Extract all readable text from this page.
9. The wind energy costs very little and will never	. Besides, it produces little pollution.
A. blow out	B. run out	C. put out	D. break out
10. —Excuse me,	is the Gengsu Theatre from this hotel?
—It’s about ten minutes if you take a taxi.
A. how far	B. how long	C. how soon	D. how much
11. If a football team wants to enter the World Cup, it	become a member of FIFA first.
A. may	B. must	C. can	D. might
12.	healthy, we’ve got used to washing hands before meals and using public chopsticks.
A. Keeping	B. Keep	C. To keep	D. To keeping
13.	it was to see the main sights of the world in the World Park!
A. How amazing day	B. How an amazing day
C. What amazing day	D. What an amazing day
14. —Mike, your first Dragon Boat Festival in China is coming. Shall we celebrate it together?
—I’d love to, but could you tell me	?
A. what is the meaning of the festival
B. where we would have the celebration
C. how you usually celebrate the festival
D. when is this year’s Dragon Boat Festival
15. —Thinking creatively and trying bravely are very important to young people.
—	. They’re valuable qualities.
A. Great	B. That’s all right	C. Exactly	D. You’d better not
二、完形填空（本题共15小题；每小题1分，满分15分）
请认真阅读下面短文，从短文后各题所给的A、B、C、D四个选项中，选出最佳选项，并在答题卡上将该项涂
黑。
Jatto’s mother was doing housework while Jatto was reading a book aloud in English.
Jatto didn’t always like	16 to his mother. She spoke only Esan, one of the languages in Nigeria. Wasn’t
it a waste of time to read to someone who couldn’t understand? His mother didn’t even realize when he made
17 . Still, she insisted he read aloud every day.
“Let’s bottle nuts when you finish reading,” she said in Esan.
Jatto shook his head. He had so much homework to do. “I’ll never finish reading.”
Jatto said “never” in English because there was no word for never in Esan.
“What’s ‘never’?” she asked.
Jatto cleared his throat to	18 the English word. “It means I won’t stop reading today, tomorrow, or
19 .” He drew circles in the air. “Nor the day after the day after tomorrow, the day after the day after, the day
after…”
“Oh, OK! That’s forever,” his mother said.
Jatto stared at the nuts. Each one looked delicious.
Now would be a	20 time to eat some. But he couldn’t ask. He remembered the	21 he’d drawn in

———

What you need to do — From the records above, extract each line exactly as shown.

Reply to the task —
Extract all readable text from this page.
9. The wind energy costs very little and will never	. Besides, it produces little pollution.
A. blow out	B. run out	C. put out	D. break out
10. —Excuse me,	is the Gengsu Theatre from this hotel?
—It’s about ten minutes if you take a taxi.
A. how far	B. how long	C. how soon	D. how much
11. If a football team wants to enter the World Cup, it	become a member of FIFA first.
A. may	B. must	C. can	D. might
12.	healthy, we’ve got used to washing hands before meals and using public chopsticks.
A. Keeping	B. Keep	C. To keep	D. To keeping
13.	it was to see the main sights of the world in the World Park!
A. How amazing day	B. How an amazing day
C. What amazing day	D. What an amazing day
14. —Mike, your first Dragon Boat Festival in China is coming. Shall we celebrate it together?
—I’d love to, but could you tell me	?
A. what is the meaning of the festival
B. where we would have the celebration
C. how you usually celebrate the festival
D. when is this year’s Dragon Boat Festival
15. —Thinking creatively and trying bravely are very important to young people.
—	. They’re valuable qualities.
A. Great	B. That’s all right	C. Exactly	D. You’d better not
二、完形填空（本题共15小题；每小题1分，满分15分）
请认真阅读下面短文，从短文后各题所给的A、B、C、D四个选项中，选出最佳选项，并在答题卡上将该项涂
黑。
Jatto’s mother was doing housework while Jatto was reading a book aloud in English.
Jatto didn’t always like	16 to his mother. She spoke only Esan, one of the languages in Nigeria. Wasn’t
it a waste of time to read to someone who couldn’t understand? His mother didn’t even realize when he made
17 . Still, she insisted he read aloud every day.
“Let’s bottle nuts when you finish reading,” she said in Esan.
Jatto shook his head. He had so much homework to do. “I’ll never finish reading.”
Jatto said “never” in English because there was no word for never in Esan.
“What’s ‘never’?” she asked.
Jatto cleared his throat to	18 the English word. “It means I won’t stop reading today, tomorrow, or
19 .” He drew circles in the air. “Nor the day after the day after tomorrow, the day after the day after, the day
after…”
“Oh, OK! That’s forever,” his mother said.
Jatto stared at the nuts. Each one looked delicious.
Now would be a	20 time to eat some. But he couldn’t ask. He remembered the	21 he’d drawn in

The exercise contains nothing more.